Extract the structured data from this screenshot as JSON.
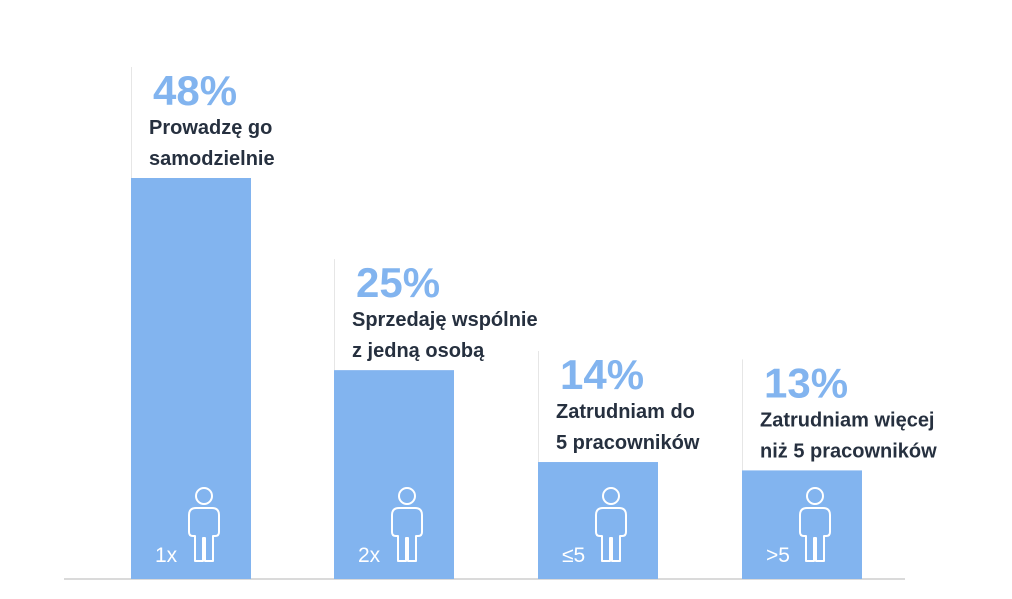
{
  "chart_data": {
    "type": "bar",
    "title": "",
    "xlabel": "",
    "ylabel": "",
    "ylim": [
      0,
      48
    ],
    "grid": false,
    "categories": [
      "Prowadzę go samodzielnie",
      "Sprzedaję wspólnie z jedną osobą",
      "Zatrudniam do 5 pracowników",
      "Zatrudniam więcej niż 5 pracowników"
    ],
    "values": [
      48,
      25,
      14,
      13
    ],
    "bars": [
      {
        "value": 48,
        "value_label": "48%",
        "label_lines": [
          "Prowadzę go",
          "samodzielnie"
        ],
        "count_label": "1x",
        "icon": "person-icon"
      },
      {
        "value": 25,
        "value_label": "25%",
        "label_lines": [
          "Sprzedaję wspólnie",
          "z jedną osobą"
        ],
        "count_label": "2x",
        "icon": "person-icon"
      },
      {
        "value": 14,
        "value_label": "14%",
        "label_lines": [
          "Zatrudniam do",
          "5 pracowników"
        ],
        "count_label": "≤5",
        "icon": "person-icon"
      },
      {
        "value": 13,
        "value_label": "13%",
        "label_lines": [
          "Zatrudniam więcej",
          "niż 5 pracowników"
        ],
        "count_label": ">5",
        "icon": "person-icon"
      }
    ],
    "colors": {
      "bar": "#82b4ef",
      "value_label": "#82b4ef",
      "category_label": "#26303f",
      "bar_text": "#ffffff",
      "guide_line": "#e6e6e6",
      "baseline": "#dadada"
    }
  }
}
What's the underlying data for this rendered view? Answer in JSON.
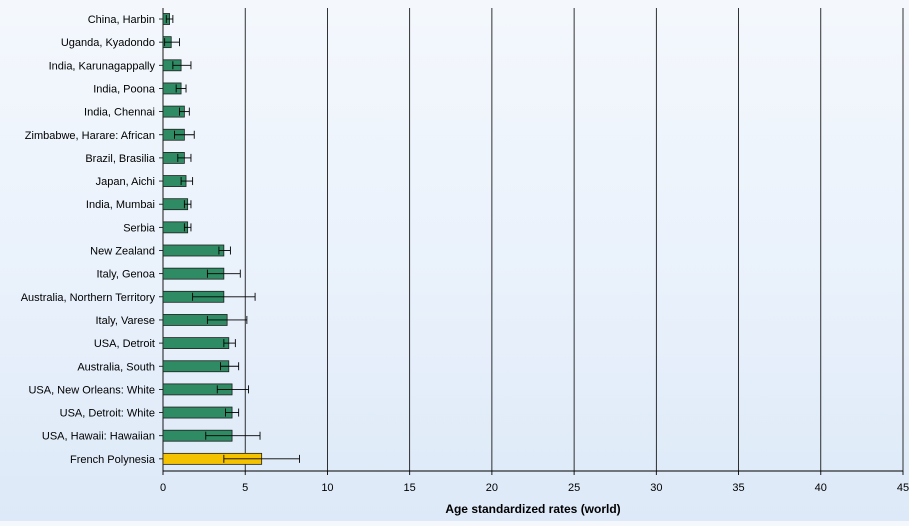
{
  "chart_data": {
    "type": "bar",
    "orientation": "horizontal",
    "title": "",
    "xlabel": "Age standardized rates (world)",
    "ylabel": "",
    "xlim": [
      0,
      45
    ],
    "xticks": [
      0,
      5,
      10,
      15,
      20,
      25,
      30,
      35,
      40,
      45
    ],
    "grid": "vertical lines",
    "legend": "none",
    "colors": {
      "default_bar": "#2e8b63",
      "highlight_bar": "#f5c200",
      "bar_stroke": "#1f1f1f",
      "grid": "#000000",
      "axis_text": "#000000"
    },
    "categories": [
      "China, Harbin",
      "Uganda, Kyadondo",
      "India, Karunagappally",
      "India, Poona",
      "India, Chennai",
      "Zimbabwe, Harare: African",
      "Brazil, Brasilia",
      "Japan, Aichi",
      "India, Mumbai",
      "Serbia",
      "New Zealand",
      "Italy, Genoa",
      "Australia, Northern Territory",
      "Italy, Varese",
      "USA, Detroit",
      "Australia, South",
      "USA, New Orleans: White",
      "USA, Detroit: White",
      "USA, Hawaii: Hawaiian",
      "French Polynesia"
    ],
    "values": [
      0.4,
      0.5,
      1.1,
      1.1,
      1.3,
      1.3,
      1.3,
      1.4,
      1.5,
      1.5,
      3.7,
      3.7,
      3.7,
      3.9,
      4.0,
      4.0,
      4.2,
      4.2,
      4.2,
      6.0
    ],
    "error_low": [
      0.2,
      0.1,
      0.6,
      0.8,
      1.0,
      0.7,
      0.9,
      1.1,
      1.3,
      1.3,
      3.4,
      2.7,
      1.8,
      2.7,
      3.7,
      3.5,
      3.3,
      3.8,
      2.6,
      3.7
    ],
    "error_high": [
      0.6,
      1.0,
      1.7,
      1.4,
      1.6,
      1.9,
      1.7,
      1.8,
      1.7,
      1.7,
      4.1,
      4.7,
      5.6,
      5.1,
      4.4,
      4.6,
      5.2,
      4.6,
      5.9,
      8.3
    ],
    "highlight_index": 19
  }
}
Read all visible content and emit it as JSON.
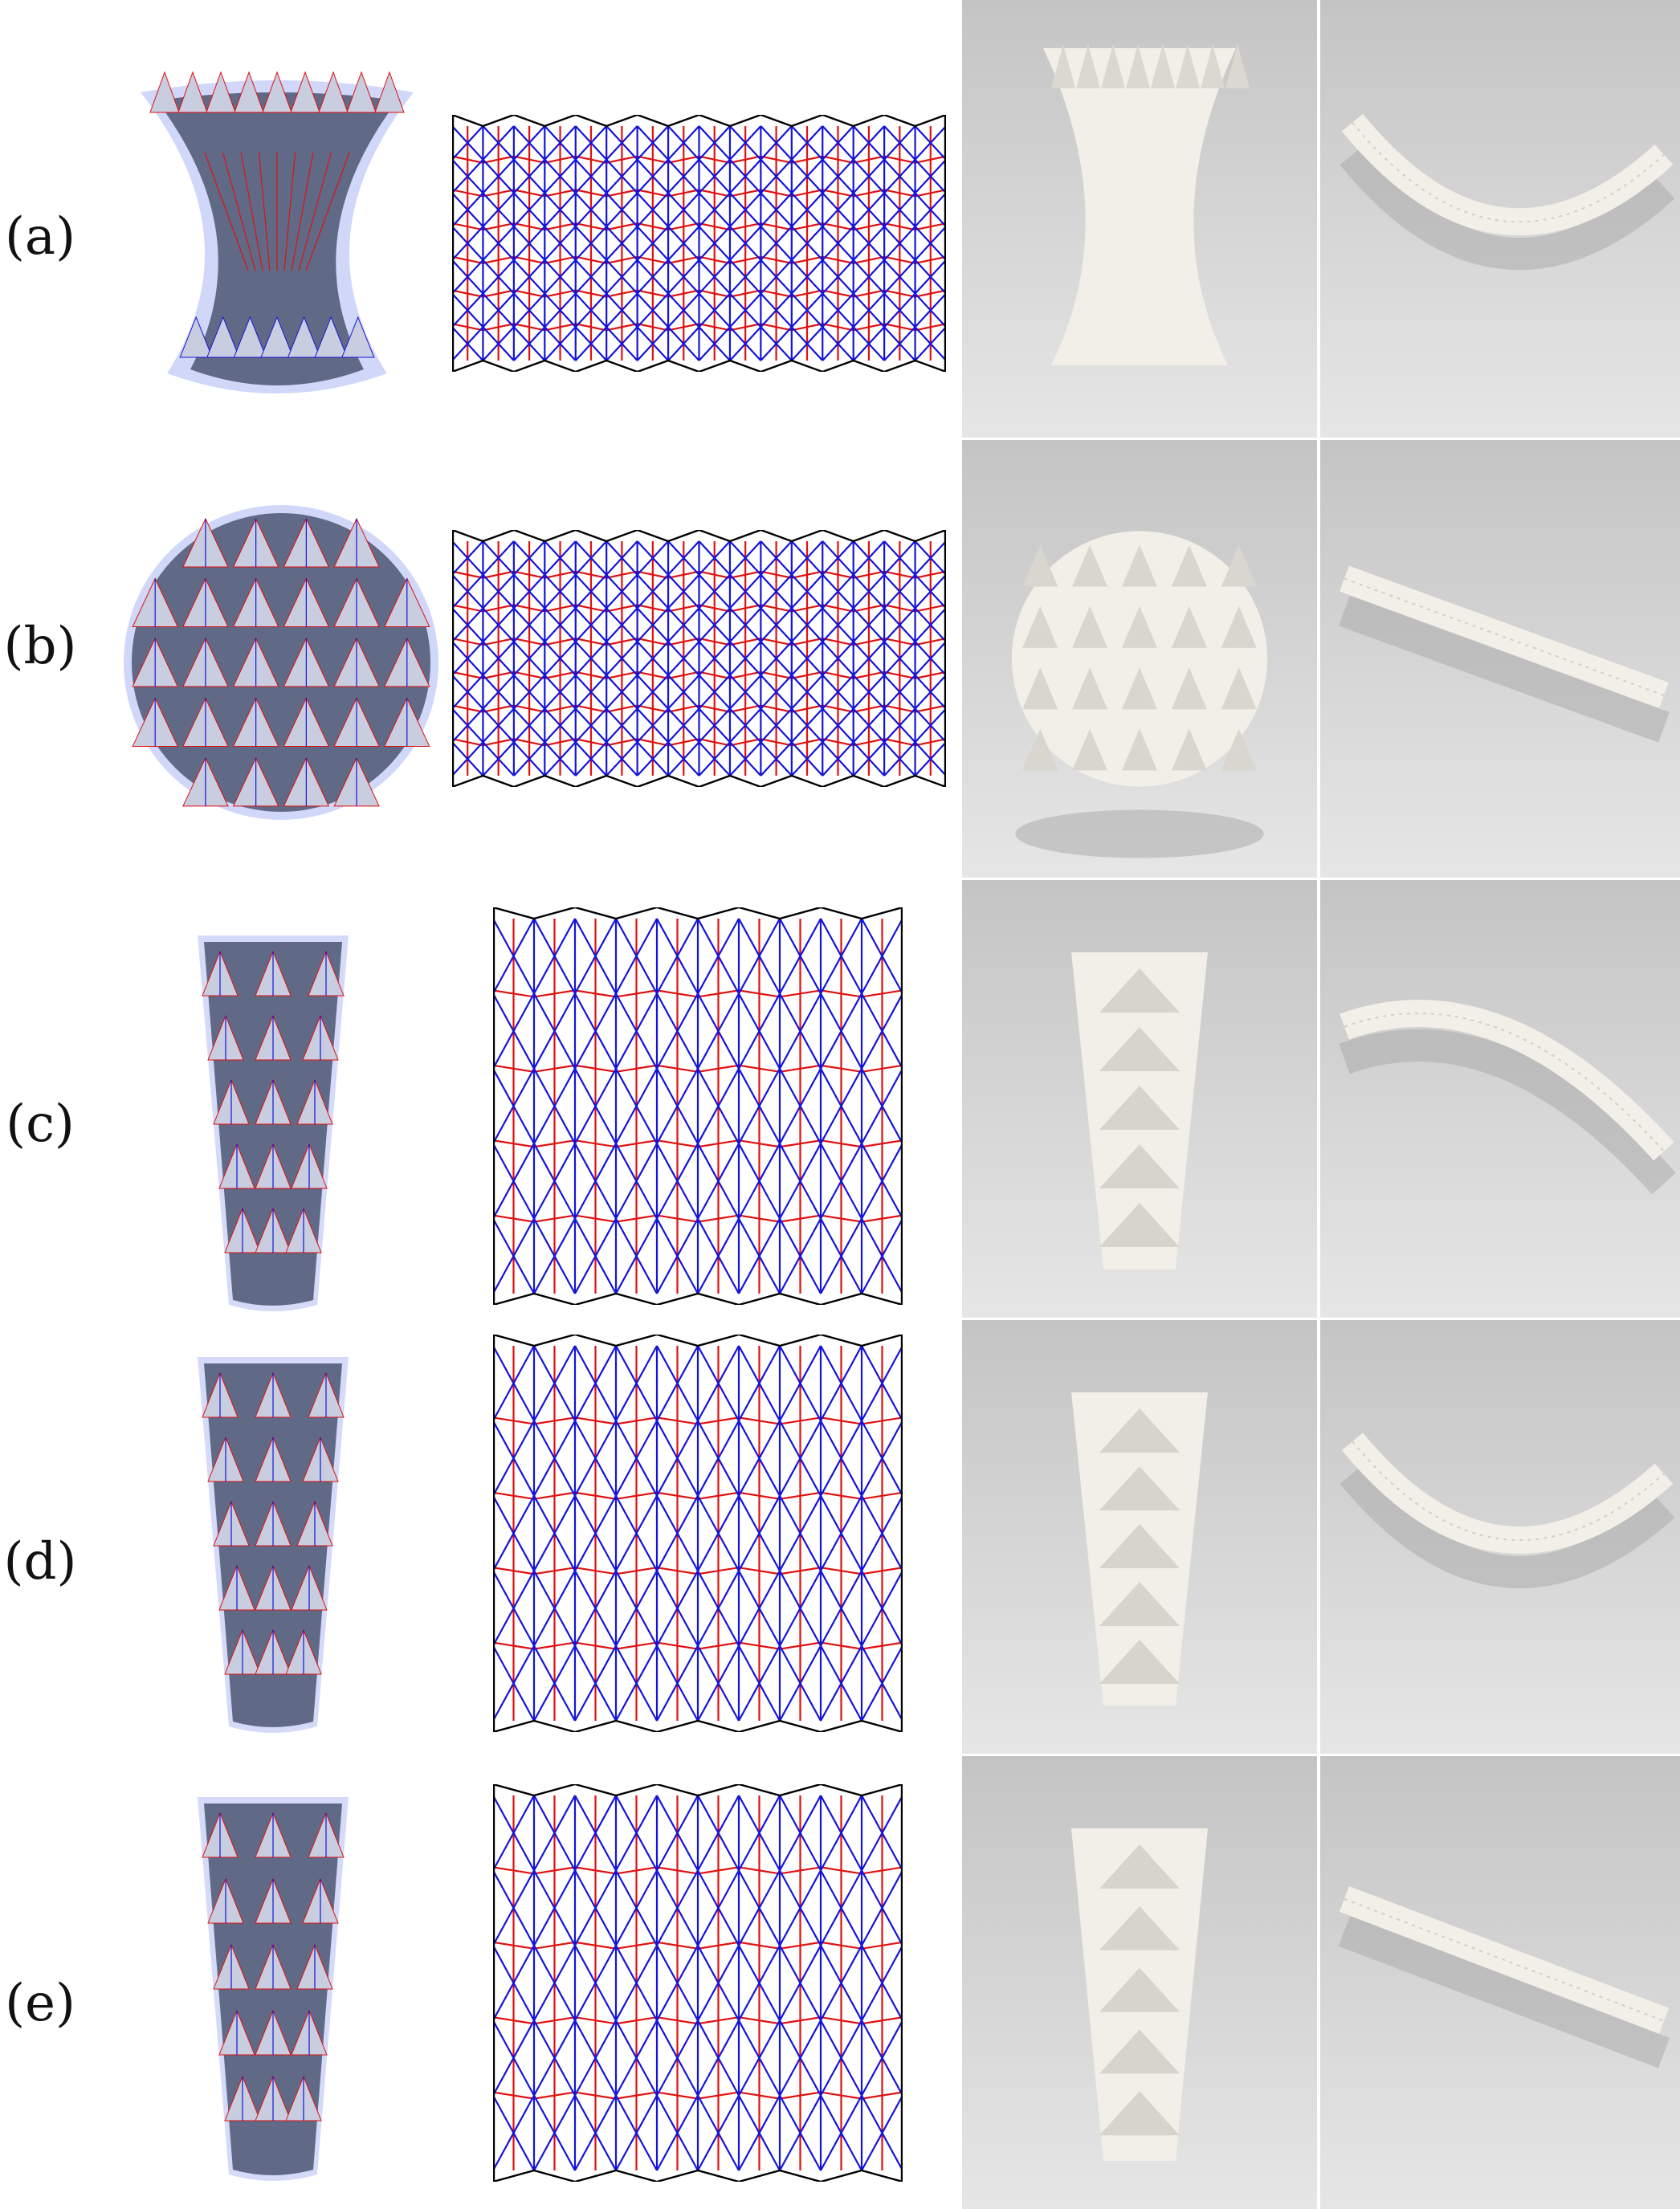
========================================================================
*EXERCISE REQUIREMENTS*. From the listing above, copy every line that holds the string "India".

*TASK RESULT*.
      "India, Karunagappally",
      "India, Poona",
      "India, Chennai",
      "India, Mumbai",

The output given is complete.